> Records shown:
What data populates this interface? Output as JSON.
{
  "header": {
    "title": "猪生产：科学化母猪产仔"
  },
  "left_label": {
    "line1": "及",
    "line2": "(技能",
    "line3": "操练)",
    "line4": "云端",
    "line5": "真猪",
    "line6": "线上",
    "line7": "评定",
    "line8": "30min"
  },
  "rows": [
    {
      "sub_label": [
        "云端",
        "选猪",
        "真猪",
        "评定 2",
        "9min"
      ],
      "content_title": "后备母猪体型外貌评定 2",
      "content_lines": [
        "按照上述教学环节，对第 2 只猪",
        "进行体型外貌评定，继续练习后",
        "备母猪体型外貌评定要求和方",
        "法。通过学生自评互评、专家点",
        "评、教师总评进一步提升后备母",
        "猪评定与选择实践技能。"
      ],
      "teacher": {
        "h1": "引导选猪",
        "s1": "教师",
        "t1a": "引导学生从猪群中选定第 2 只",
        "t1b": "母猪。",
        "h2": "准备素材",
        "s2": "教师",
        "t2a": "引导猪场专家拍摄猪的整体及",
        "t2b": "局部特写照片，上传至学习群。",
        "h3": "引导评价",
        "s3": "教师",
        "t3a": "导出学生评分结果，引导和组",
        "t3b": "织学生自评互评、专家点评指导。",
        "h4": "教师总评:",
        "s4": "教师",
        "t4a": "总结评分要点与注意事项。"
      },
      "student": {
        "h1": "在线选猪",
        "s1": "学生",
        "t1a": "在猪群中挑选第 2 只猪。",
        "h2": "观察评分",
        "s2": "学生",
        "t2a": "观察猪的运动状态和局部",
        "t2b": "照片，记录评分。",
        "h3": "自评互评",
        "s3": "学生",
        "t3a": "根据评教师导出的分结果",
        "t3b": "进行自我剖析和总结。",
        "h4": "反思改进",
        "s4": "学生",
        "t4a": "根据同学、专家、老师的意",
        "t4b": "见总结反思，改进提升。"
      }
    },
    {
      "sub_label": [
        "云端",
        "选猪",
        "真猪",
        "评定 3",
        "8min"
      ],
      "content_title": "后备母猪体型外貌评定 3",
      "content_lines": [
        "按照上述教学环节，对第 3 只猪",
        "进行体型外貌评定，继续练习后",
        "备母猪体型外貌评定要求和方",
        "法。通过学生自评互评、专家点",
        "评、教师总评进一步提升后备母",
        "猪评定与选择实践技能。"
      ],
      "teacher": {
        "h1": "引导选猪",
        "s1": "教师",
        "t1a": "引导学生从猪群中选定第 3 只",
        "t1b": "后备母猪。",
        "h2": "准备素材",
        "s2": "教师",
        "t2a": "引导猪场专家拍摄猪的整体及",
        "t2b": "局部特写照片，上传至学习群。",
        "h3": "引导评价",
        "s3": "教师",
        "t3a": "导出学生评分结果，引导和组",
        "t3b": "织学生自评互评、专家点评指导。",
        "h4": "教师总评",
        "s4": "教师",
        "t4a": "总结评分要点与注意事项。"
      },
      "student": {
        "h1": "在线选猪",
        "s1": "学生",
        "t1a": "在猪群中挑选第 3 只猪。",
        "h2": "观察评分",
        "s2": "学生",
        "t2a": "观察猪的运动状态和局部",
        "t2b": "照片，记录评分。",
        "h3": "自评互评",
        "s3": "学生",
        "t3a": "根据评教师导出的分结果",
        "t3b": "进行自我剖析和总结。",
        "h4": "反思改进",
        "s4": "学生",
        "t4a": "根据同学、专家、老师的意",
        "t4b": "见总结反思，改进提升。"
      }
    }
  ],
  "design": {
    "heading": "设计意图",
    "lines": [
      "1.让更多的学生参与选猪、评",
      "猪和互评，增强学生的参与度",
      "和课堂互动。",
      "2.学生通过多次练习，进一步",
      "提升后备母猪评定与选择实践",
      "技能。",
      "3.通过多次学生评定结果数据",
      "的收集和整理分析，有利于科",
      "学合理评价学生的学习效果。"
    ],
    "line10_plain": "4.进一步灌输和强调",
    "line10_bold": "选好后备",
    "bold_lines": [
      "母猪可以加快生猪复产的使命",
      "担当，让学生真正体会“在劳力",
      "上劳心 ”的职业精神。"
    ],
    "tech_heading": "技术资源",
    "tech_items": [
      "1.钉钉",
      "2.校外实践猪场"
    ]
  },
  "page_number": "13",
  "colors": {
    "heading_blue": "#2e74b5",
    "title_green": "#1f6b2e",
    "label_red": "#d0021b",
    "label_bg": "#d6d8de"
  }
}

> What the exercise asks: From the listing, copy each line containing the word "引导学生从猪群中选定第".

> Answer:
        "t1a": "引导学生从猪群中选定第 2 只",
        "t1a": "引导学生从猪群中选定第 3 只",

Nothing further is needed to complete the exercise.